> _Direction_
Find the lines below that contain the word "MANCHE" and count them. Only the number should be given.

-- START OF Records for processing --

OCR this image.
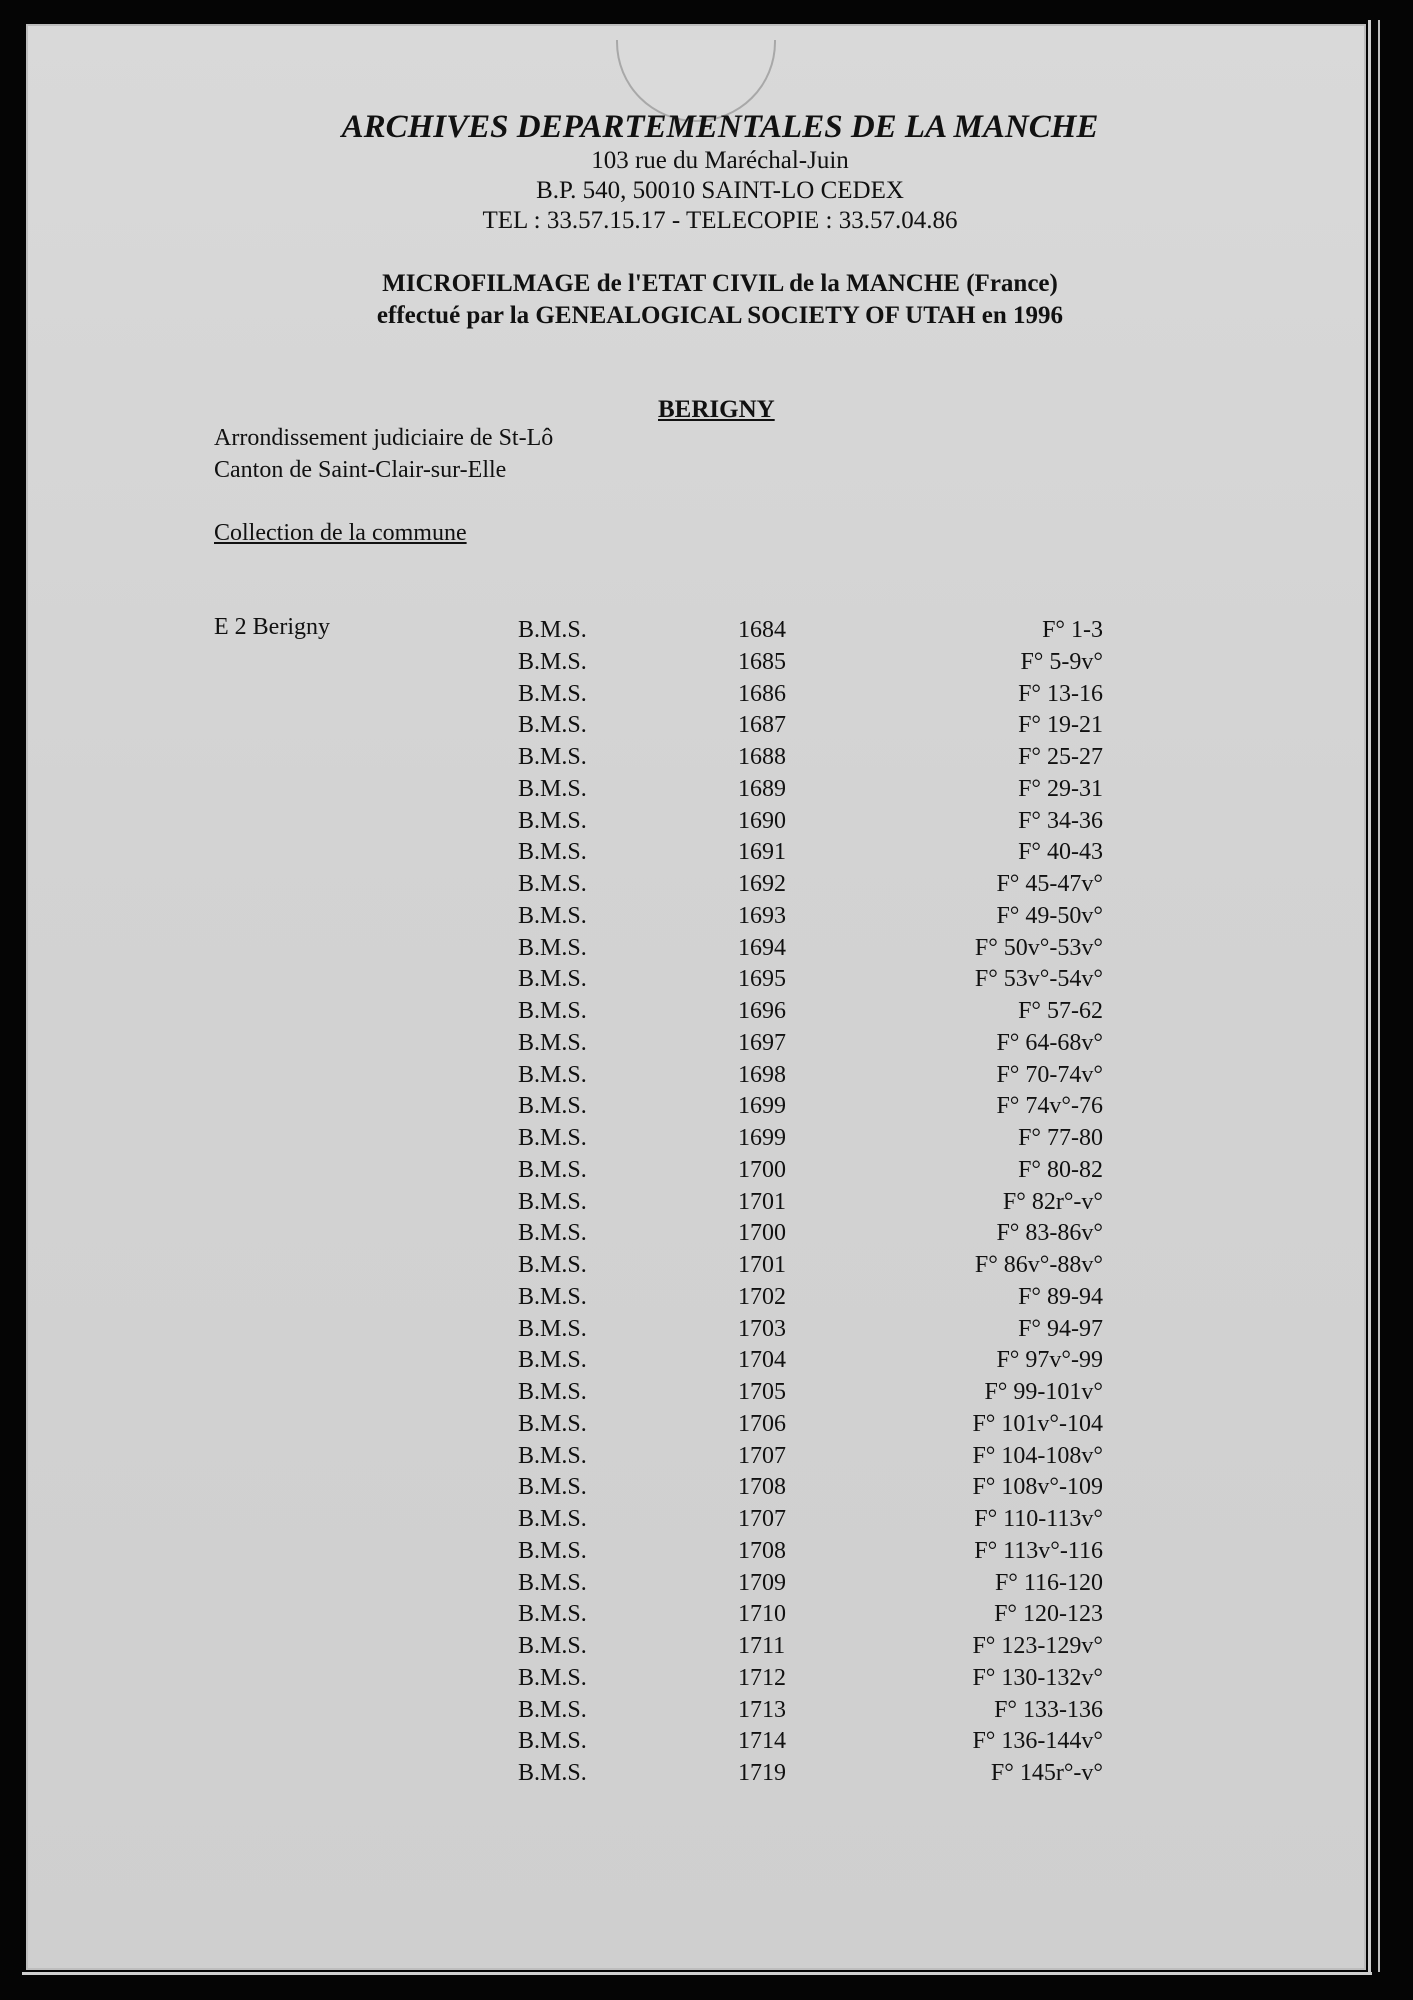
ARCHIVES DEPARTEMENTALES DE LA MANCHE
103 rue du Maréchal-Juin
B.P. 540, 50010 SAINT-LO CEDEX
TEL : 33.57.15.17 - TELECOPIE : 33.57.04.86
MICROFILMAGE de l'ETAT CIVIL de la MANCHE (France)
effectué par la GENEALOGICAL SOCIETY OF UTAH en 1996
BERIGNY
Arrondissement judiciaire de St-Lô
Canton de Saint-Clair-sur-Elle
Collection de la commune
E 2 Berigny	B.M.S.	1684	F° 1-3
B.M.S.	1685	F° 5-9v°
B.M.S.	1686	F° 13-16
B.M.S.	1687	F° 19-21
B.M.S.	1688	F° 25-27
B.M.S.	1689	F° 29-31
B.M.S.	1690	F° 34-36
B.M.S.	1691	F° 40-43
B.M.S.	1692	F° 45-47v°
B.M.S.	1693	F° 49-50v°
B.M.S.	1694	F° 50v°-53v°
B.M.S.	1695	F° 53v°-54v°
B.M.S.	1696	F° 57-62
B.M.S.	1697	F° 64-68v°
B.M.S.	1698	F° 70-74v°
B.M.S.	1699	F° 74v°-76
B.M.S.	1699	F° 77-80
B.M.S.	1700	F° 80-82
B.M.S.	1701	F° 82r°-v°
B.M.S.	1700	F° 83-86v°
B.M.S.	1701	F° 86v°-88v°
B.M.S.	1702	F° 89-94
B.M.S.	1703	F° 94-97
B.M.S.	1704	F° 97v°-99
B.M.S.	1705	F° 99-101v°
B.M.S.	1706	F° 101v°-104
B.M.S.	1707	F° 104-108v°
B.M.S.	1708	F° 108v°-109
B.M.S.	1707	F° 110-113v°
B.M.S.	1708	F° 113v°-116
B.M.S.	1709	F° 116-120
B.M.S.	1710	F° 120-123
B.M.S.	1711	F° 123-129v°
B.M.S.	1712	F° 130-132v°
B.M.S.	1713	F° 133-136
B.M.S.	1714	F° 136-144v°
B.M.S.	1719	F° 145r°-v°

-- END OF Records for processing --

> _The output_
2